== MATERIAL FOR THE TASK
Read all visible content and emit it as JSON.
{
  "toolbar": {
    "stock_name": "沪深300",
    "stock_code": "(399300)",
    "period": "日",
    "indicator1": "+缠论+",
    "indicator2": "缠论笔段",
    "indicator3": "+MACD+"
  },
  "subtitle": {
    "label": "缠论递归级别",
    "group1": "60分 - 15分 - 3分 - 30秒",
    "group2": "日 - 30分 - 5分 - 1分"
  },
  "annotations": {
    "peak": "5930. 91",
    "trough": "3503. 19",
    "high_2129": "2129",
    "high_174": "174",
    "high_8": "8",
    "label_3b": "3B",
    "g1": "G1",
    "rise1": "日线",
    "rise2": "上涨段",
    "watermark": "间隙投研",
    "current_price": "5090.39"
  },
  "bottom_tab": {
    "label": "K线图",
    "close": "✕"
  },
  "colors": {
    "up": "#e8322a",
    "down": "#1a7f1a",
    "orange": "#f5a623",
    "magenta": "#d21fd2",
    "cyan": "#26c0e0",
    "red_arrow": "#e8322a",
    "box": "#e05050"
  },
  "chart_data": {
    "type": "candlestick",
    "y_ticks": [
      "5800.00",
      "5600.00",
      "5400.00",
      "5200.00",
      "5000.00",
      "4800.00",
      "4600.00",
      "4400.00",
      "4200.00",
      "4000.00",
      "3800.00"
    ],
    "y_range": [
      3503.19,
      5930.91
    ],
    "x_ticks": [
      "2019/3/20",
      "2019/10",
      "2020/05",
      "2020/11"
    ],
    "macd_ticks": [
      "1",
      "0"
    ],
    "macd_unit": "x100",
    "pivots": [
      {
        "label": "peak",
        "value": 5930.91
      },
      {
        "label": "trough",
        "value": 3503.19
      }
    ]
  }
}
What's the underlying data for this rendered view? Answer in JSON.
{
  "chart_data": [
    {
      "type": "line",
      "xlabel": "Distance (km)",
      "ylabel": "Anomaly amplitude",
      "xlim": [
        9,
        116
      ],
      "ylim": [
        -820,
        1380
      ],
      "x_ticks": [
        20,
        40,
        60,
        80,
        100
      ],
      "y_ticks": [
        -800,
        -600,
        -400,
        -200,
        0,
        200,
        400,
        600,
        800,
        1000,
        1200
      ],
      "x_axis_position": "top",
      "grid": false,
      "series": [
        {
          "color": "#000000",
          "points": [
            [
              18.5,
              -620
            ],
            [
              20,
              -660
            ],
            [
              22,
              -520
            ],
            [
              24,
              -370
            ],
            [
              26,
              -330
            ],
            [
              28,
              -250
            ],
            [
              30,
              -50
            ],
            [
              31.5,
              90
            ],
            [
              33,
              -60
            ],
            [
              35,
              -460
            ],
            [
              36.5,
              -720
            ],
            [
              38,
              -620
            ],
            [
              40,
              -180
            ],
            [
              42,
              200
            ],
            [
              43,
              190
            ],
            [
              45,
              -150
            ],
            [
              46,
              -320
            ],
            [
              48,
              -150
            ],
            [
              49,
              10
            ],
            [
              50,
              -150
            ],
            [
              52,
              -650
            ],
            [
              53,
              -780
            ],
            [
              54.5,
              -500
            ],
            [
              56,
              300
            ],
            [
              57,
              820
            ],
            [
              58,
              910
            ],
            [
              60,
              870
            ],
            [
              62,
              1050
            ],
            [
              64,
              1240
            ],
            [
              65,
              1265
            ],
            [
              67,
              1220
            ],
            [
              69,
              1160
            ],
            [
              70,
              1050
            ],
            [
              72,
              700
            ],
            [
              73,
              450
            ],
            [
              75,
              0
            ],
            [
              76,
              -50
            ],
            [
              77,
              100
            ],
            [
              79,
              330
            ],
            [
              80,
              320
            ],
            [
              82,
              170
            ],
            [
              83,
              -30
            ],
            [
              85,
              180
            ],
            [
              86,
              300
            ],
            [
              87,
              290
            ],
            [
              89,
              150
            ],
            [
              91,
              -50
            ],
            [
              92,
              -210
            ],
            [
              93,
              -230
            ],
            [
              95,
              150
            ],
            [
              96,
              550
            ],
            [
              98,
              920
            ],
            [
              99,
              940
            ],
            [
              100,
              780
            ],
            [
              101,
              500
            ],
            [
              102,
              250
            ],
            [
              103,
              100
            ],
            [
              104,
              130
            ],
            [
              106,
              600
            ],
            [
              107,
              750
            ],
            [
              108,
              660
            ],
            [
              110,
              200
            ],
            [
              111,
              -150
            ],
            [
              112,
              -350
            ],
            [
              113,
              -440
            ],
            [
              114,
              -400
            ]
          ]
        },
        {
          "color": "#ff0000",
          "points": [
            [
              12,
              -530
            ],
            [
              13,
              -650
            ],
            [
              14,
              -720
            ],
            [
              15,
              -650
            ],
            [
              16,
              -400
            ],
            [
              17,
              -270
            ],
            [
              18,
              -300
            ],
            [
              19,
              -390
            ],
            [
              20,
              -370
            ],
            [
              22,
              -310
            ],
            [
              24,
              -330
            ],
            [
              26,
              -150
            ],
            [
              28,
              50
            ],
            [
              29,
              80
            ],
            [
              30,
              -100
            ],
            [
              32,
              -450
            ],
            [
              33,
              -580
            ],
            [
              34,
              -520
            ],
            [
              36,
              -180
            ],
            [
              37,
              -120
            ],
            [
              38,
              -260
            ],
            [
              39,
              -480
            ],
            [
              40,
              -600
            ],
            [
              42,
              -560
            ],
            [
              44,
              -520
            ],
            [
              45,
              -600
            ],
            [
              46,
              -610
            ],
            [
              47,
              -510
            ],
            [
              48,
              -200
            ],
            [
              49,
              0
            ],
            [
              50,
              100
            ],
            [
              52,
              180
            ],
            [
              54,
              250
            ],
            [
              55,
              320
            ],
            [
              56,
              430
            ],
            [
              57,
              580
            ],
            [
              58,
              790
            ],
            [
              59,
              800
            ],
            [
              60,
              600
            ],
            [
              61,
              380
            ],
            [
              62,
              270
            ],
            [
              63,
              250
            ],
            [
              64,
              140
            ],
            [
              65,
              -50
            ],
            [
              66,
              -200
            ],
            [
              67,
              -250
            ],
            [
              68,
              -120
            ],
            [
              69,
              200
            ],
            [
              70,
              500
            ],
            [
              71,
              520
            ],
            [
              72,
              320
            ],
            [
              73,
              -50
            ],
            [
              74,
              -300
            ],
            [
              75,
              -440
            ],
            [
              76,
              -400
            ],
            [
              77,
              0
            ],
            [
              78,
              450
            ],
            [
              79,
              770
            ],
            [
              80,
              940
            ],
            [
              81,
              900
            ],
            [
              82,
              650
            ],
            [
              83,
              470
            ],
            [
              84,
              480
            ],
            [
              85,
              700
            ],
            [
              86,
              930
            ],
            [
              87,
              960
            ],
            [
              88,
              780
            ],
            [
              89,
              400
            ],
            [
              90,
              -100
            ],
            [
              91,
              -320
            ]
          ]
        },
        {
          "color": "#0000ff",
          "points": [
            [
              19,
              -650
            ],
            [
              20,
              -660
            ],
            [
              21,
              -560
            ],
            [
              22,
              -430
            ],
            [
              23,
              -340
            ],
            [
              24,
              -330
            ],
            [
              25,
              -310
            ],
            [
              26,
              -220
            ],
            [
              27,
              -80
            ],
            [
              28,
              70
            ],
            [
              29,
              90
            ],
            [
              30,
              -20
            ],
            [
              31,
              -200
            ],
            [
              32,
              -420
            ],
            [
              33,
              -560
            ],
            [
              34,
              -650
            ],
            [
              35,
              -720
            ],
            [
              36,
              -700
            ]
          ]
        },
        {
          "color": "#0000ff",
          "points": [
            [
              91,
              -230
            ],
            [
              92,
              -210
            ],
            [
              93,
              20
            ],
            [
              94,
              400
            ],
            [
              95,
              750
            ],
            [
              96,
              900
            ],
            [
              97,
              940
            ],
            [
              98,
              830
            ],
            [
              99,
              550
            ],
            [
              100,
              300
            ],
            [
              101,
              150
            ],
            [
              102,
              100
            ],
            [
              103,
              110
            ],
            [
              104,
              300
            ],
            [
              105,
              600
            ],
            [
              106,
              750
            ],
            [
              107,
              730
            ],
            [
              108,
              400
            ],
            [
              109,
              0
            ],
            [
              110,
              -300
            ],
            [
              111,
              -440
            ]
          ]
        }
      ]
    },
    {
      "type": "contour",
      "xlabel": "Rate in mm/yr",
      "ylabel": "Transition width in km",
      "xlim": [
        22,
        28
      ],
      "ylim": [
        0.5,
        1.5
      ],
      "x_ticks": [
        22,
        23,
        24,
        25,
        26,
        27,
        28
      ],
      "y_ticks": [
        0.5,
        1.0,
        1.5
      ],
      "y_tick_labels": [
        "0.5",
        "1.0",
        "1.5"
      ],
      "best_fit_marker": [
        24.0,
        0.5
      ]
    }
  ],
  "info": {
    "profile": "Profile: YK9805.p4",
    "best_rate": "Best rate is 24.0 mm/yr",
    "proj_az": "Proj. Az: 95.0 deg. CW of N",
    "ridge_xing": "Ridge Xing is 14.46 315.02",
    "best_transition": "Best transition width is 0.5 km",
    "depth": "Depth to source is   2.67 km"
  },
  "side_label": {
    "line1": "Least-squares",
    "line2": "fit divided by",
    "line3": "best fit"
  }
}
====
Say how many lines of the data include the word "type". Nothing other than the number should be given.

* [RIGHT ANSWER]: 3